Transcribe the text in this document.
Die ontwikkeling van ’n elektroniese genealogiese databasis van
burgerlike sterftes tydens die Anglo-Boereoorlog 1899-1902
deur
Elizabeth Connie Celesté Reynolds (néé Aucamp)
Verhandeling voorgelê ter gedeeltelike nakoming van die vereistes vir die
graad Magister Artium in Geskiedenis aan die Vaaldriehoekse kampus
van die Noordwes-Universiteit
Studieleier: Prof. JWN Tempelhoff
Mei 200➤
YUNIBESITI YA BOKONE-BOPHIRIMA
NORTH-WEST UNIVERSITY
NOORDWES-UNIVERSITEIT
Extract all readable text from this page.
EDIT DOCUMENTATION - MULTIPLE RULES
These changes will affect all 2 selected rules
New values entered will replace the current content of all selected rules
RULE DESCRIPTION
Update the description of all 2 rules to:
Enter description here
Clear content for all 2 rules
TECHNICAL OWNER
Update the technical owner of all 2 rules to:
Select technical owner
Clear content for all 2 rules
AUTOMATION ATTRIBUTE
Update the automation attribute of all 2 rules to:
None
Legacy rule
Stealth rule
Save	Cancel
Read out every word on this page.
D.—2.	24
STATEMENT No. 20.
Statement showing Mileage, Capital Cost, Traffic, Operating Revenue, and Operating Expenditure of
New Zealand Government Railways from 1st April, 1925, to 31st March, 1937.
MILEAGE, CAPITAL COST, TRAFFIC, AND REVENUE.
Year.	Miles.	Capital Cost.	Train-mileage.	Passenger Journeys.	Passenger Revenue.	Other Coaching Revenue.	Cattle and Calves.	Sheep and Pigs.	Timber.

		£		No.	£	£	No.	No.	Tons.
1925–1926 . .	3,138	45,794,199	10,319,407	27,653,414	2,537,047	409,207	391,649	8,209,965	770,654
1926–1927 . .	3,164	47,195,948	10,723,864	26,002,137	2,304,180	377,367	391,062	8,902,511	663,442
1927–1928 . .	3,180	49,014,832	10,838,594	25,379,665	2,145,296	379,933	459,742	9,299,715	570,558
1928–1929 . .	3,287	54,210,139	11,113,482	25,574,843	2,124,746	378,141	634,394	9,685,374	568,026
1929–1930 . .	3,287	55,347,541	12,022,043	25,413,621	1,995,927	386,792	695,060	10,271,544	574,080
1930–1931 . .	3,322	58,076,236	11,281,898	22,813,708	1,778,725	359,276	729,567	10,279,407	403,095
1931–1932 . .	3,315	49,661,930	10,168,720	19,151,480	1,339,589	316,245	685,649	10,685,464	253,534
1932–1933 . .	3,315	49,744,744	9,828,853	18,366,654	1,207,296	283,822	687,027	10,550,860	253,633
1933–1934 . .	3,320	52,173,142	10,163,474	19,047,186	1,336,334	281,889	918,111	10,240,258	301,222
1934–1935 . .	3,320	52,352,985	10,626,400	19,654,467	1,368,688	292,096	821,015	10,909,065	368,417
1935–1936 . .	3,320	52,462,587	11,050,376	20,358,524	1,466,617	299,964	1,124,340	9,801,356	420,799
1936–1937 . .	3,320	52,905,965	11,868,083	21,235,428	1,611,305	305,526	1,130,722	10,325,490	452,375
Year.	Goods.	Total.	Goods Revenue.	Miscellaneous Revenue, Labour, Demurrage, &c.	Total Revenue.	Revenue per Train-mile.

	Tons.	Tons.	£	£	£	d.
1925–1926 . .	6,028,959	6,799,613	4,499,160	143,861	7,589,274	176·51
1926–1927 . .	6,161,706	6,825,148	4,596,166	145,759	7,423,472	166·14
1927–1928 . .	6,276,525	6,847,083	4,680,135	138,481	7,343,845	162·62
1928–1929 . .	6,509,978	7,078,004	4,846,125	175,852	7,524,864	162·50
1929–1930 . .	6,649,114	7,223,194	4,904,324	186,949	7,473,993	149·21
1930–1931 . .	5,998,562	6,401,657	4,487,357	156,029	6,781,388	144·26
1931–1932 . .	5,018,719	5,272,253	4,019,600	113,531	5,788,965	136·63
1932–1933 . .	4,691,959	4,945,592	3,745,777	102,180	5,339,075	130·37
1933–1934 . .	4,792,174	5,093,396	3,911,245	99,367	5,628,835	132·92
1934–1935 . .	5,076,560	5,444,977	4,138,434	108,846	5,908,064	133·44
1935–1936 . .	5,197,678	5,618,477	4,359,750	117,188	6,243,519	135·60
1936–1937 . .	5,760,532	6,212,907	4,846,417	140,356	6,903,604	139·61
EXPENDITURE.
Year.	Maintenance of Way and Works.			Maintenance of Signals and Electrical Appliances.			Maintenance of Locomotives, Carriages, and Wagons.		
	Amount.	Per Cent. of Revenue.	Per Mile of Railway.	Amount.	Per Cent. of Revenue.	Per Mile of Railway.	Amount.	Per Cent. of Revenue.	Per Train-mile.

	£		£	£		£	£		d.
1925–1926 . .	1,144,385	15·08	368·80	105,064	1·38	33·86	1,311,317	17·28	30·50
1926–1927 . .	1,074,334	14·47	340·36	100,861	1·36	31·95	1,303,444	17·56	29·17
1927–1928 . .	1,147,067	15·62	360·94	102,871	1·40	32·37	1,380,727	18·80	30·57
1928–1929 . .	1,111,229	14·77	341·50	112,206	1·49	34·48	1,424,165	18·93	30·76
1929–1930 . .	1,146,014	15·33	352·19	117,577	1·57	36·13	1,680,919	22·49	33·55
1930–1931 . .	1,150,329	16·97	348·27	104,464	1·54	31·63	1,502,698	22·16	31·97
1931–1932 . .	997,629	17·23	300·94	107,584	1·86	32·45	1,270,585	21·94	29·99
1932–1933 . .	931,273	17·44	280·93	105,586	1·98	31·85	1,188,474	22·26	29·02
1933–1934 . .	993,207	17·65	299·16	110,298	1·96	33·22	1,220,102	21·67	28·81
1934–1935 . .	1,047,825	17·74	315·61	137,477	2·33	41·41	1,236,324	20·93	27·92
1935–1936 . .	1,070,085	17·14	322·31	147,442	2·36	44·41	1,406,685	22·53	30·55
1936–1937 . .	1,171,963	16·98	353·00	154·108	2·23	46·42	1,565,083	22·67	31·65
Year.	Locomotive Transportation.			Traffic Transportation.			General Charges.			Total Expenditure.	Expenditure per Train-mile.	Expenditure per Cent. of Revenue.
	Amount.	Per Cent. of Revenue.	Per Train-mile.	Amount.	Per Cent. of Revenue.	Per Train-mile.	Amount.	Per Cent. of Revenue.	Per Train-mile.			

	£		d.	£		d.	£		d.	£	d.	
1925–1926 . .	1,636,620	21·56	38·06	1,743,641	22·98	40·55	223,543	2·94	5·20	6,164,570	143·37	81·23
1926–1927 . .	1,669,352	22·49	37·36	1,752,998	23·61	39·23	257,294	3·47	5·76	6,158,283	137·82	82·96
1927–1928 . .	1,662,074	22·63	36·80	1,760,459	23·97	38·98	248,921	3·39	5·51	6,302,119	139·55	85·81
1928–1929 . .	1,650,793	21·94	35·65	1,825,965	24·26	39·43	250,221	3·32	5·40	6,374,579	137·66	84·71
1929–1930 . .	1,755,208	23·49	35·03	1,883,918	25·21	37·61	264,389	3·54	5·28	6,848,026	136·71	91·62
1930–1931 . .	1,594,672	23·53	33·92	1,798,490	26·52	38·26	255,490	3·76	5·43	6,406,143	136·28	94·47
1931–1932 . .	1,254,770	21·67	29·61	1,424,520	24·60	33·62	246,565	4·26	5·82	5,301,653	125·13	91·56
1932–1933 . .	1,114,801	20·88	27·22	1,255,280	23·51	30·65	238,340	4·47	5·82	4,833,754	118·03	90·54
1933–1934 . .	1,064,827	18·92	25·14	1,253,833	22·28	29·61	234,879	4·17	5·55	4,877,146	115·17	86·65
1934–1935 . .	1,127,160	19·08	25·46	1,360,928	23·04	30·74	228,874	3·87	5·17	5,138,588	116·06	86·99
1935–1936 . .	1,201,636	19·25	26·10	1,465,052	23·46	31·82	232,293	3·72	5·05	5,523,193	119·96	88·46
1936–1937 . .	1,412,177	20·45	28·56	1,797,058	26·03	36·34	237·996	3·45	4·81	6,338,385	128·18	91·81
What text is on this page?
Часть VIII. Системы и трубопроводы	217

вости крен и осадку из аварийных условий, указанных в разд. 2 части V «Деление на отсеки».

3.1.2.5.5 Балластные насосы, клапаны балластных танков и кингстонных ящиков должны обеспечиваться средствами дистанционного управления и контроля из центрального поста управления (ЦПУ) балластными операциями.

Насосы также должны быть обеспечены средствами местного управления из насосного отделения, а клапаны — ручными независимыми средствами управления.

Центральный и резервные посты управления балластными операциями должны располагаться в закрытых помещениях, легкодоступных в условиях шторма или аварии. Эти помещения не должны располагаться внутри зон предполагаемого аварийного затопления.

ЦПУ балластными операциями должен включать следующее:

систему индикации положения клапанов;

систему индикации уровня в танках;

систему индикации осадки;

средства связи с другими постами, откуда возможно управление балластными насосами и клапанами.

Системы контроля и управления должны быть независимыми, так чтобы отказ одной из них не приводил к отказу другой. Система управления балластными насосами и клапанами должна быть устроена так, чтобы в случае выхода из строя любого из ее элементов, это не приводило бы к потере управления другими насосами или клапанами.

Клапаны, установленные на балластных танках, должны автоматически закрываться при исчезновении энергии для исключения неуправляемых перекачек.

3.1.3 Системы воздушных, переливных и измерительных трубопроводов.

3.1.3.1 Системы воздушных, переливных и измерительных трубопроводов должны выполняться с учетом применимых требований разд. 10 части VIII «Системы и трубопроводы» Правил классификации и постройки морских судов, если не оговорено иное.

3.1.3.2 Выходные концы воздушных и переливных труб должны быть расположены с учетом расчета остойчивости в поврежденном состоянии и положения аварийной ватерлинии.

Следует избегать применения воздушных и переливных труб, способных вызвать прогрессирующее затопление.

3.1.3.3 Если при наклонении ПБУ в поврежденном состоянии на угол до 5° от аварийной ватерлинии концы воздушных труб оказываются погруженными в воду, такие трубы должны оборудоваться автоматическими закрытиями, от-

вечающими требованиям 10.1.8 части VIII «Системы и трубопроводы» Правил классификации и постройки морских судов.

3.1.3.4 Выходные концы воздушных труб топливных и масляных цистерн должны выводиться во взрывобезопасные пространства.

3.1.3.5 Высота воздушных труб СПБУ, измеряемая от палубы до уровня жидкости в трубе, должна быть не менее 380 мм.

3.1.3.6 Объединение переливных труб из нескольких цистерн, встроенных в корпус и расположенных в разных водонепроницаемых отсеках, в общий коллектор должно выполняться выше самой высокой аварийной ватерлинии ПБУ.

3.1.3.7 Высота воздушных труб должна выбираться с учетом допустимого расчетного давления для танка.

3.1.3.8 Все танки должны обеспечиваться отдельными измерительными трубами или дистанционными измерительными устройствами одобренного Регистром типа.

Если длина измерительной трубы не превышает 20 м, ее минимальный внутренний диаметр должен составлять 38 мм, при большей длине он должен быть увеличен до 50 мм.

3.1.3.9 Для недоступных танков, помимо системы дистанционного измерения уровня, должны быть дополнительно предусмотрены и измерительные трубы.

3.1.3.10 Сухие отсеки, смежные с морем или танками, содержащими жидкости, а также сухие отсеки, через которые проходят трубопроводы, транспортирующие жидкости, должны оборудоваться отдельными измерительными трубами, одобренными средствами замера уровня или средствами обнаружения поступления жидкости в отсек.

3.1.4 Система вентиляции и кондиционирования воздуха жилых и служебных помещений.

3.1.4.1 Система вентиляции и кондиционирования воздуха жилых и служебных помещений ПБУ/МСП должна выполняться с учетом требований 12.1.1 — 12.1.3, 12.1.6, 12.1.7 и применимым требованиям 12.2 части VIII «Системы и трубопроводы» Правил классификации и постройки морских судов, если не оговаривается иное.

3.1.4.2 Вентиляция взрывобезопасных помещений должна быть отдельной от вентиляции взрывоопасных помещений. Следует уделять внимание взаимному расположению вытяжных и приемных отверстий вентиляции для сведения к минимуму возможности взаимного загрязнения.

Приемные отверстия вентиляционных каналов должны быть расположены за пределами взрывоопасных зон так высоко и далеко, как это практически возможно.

--------------------------------------------------

__Direction__: Copy each line above that contains the string "трубопроводов".

__Answer to the exercise__:
3.1.3 Системы воздушных, переливных и измерительных трубопроводов.
3.1.3.1 Системы воздушных, переливных и измерительных трубопроводов должны выполняться с учетом применимых требований разд. 10 части VIII «Системы и трубопроводы» Правил классификации и постройки морских судов, если не оговорено иное.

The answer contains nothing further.